Dataset rows:
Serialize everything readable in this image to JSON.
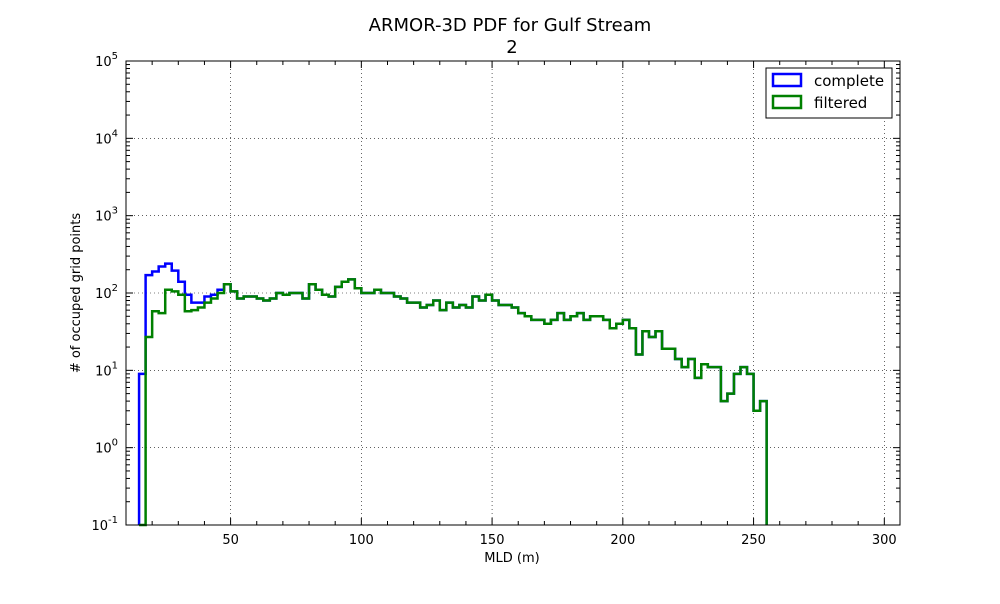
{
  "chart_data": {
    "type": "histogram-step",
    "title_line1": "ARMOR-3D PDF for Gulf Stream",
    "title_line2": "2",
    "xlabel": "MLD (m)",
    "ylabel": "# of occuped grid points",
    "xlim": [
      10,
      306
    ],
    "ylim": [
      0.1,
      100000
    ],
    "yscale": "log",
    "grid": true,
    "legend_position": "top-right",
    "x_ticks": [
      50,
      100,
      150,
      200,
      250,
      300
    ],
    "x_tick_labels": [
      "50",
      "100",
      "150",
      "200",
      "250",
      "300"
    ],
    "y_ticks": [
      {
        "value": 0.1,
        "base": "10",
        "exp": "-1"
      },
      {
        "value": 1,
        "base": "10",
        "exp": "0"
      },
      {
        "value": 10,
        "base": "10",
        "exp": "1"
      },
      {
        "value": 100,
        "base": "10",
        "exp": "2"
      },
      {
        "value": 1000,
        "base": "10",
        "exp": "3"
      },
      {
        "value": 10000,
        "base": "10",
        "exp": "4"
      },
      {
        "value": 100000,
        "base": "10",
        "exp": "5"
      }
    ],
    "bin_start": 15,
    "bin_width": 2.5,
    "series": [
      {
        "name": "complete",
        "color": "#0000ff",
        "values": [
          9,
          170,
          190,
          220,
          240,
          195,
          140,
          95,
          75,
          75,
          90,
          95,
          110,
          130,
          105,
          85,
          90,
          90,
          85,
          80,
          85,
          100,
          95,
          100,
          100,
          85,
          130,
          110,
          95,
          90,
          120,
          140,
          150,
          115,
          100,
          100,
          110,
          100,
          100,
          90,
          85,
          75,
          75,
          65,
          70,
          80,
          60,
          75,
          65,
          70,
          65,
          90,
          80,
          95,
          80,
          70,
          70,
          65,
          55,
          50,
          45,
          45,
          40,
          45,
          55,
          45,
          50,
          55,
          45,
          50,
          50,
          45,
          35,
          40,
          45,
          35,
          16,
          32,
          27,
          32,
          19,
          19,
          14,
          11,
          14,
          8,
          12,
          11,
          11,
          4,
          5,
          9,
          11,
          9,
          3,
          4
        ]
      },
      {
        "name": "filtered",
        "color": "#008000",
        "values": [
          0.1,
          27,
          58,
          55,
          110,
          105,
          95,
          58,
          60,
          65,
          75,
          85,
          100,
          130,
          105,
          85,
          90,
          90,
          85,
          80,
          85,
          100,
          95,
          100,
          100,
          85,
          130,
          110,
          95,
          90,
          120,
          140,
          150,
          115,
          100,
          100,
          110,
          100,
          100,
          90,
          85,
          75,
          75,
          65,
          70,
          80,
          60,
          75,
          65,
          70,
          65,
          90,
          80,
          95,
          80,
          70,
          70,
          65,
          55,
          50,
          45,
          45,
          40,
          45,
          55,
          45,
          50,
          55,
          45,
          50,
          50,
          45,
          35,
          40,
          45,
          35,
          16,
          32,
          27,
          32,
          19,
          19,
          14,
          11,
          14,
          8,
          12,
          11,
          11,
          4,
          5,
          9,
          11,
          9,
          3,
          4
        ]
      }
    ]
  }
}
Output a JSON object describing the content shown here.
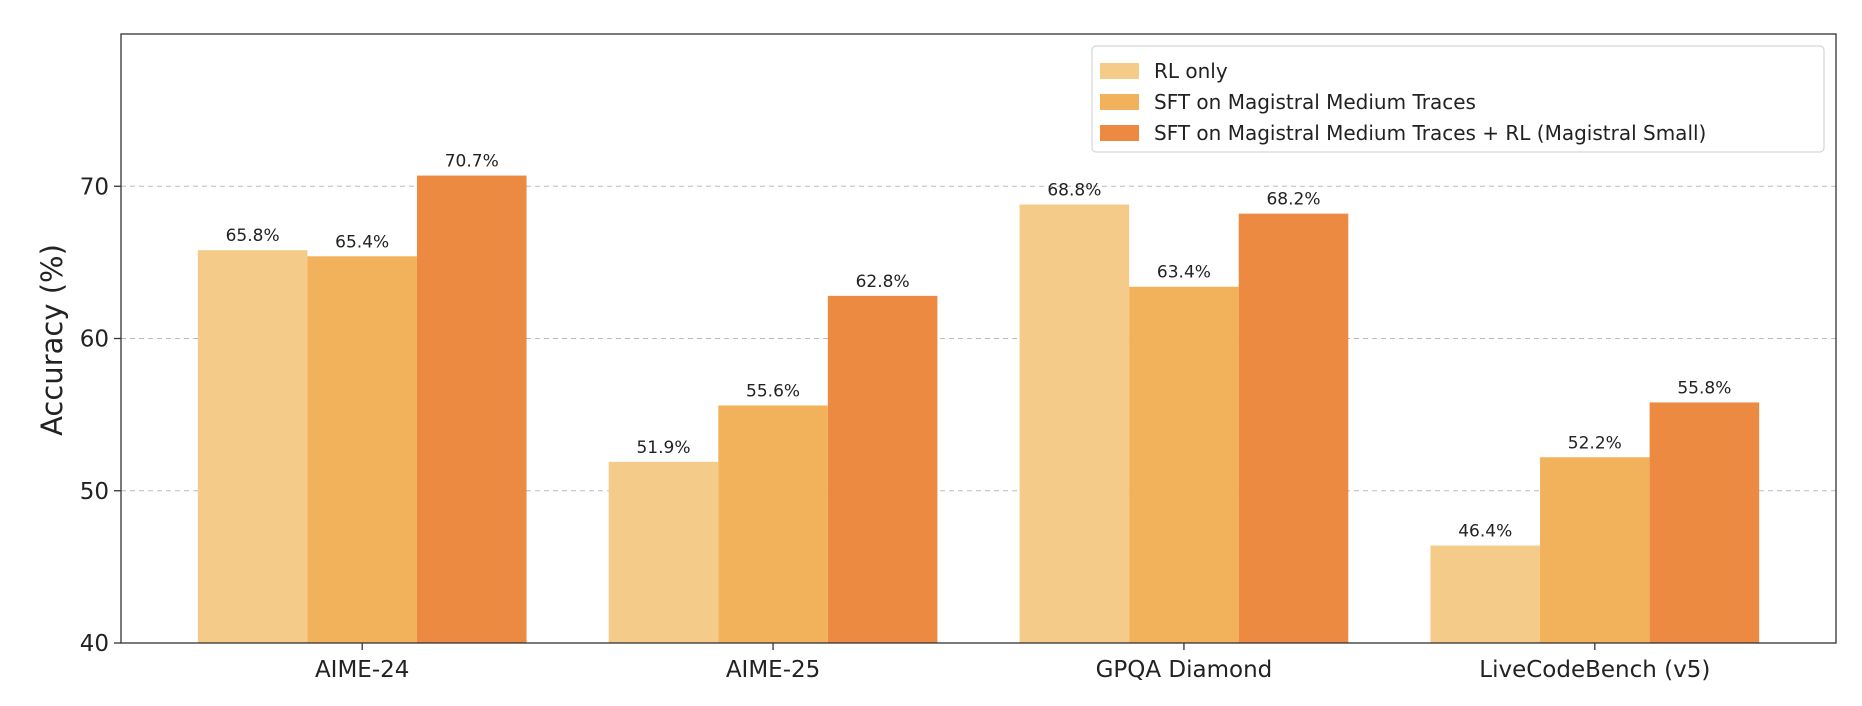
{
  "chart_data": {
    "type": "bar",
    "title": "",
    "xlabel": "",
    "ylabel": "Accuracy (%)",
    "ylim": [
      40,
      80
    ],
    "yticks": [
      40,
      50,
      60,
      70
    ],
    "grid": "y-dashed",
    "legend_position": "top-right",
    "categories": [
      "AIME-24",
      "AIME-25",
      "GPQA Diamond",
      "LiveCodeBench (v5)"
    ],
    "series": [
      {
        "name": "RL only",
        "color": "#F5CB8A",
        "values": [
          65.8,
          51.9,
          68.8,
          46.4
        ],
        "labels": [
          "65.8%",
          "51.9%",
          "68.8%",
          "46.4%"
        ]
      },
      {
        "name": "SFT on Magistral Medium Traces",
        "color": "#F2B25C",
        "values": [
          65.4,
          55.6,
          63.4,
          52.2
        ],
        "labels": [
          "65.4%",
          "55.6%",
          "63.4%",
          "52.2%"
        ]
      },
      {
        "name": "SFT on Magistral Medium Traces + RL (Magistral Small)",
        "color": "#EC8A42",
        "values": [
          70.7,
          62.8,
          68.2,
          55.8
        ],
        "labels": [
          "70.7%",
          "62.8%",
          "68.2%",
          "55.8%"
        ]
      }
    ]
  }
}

==

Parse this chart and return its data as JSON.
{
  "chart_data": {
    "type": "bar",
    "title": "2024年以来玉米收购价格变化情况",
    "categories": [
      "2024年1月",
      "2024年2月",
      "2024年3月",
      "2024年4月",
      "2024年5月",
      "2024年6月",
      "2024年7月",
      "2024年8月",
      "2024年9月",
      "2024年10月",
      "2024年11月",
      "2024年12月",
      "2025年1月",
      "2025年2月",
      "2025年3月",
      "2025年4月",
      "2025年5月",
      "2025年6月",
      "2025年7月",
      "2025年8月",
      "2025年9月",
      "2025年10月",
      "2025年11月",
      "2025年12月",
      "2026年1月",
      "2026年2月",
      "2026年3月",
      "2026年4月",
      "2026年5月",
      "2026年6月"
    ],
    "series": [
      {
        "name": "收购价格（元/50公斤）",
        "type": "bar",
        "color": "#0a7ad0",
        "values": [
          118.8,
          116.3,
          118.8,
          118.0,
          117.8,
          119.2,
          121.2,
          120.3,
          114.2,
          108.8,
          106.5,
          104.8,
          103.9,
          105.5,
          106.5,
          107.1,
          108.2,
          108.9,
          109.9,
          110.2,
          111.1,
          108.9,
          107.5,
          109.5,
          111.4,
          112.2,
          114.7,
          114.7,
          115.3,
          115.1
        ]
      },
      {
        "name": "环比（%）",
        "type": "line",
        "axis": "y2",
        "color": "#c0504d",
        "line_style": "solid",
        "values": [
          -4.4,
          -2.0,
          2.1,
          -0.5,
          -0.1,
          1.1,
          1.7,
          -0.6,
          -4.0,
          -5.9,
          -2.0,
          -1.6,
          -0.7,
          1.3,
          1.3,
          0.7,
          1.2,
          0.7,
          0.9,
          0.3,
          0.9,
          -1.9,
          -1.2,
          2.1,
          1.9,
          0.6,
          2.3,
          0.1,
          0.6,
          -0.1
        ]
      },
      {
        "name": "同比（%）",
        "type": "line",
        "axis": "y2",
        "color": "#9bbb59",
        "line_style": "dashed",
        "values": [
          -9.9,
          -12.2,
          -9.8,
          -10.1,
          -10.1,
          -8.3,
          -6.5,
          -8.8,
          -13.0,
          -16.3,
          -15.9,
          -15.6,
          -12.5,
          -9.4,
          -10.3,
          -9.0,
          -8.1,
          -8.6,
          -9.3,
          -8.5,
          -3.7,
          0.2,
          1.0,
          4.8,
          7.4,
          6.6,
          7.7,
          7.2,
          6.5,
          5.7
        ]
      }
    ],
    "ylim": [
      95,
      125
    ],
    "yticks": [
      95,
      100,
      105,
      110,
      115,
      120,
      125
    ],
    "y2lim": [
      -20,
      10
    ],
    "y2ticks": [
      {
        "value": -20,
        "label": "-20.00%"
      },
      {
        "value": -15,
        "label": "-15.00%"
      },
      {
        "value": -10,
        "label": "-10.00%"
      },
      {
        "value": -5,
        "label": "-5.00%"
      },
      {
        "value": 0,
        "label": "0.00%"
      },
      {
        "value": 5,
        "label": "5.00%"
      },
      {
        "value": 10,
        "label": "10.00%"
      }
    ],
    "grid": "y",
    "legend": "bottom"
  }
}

- Request
Gather up the lines that contain the word "ylabel".

- Problem solution
    "ylabel": "# of occuped grid points",
    "ylabel": "Accuracy (%)",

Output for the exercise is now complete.